## Begin Stored records

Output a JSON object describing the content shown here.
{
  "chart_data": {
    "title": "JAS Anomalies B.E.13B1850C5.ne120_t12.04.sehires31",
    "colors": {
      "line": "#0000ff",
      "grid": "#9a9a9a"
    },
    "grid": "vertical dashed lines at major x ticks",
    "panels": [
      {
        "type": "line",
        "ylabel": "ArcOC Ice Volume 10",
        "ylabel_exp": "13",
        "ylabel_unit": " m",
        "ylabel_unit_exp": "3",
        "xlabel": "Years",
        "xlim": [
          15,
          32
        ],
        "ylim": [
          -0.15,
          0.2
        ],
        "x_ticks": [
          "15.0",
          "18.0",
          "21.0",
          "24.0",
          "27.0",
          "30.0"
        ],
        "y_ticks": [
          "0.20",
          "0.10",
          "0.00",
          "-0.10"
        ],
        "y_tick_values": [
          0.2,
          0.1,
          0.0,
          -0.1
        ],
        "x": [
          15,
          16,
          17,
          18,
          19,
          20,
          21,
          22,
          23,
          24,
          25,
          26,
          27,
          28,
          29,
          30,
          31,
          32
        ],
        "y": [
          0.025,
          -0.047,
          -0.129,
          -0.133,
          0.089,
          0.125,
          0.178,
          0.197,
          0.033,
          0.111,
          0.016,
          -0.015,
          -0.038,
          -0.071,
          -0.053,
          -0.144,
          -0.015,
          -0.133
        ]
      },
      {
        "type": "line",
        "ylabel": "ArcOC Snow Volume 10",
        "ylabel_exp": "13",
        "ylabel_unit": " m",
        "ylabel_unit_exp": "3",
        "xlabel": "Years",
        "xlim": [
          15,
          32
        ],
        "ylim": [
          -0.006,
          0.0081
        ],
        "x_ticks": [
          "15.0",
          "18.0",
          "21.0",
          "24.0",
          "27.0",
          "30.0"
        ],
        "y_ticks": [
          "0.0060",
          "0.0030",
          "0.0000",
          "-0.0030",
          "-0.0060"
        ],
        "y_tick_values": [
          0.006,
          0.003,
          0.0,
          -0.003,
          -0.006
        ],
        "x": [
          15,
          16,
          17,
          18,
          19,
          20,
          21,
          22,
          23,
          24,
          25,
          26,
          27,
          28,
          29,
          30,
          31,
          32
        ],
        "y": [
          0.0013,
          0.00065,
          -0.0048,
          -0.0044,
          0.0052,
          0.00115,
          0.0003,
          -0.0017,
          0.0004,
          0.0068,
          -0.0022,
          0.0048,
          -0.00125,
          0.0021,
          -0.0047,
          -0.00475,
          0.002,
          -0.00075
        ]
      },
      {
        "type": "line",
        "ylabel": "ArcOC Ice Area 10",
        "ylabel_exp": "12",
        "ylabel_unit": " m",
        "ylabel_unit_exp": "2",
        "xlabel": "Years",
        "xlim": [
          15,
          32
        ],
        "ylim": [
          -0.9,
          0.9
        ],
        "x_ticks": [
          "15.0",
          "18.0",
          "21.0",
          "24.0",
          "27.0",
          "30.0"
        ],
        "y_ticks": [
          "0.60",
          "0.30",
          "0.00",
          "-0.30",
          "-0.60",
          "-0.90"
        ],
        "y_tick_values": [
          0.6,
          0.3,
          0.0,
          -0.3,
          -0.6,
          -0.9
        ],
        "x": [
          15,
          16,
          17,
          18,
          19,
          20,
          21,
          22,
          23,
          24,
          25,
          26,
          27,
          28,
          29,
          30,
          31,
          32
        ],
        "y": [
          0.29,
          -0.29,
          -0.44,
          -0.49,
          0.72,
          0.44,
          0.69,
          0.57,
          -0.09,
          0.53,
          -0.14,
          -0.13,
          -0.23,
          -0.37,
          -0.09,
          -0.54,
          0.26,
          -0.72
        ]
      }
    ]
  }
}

## End Stored records

Gather each line that holds "ArcOC".

Solution to this task —
        "ylabel": "ArcOC Ice Volume 10",
        "ylabel": "ArcOC Snow Volume 10",
        "ylabel": "ArcOC Ice Area 10",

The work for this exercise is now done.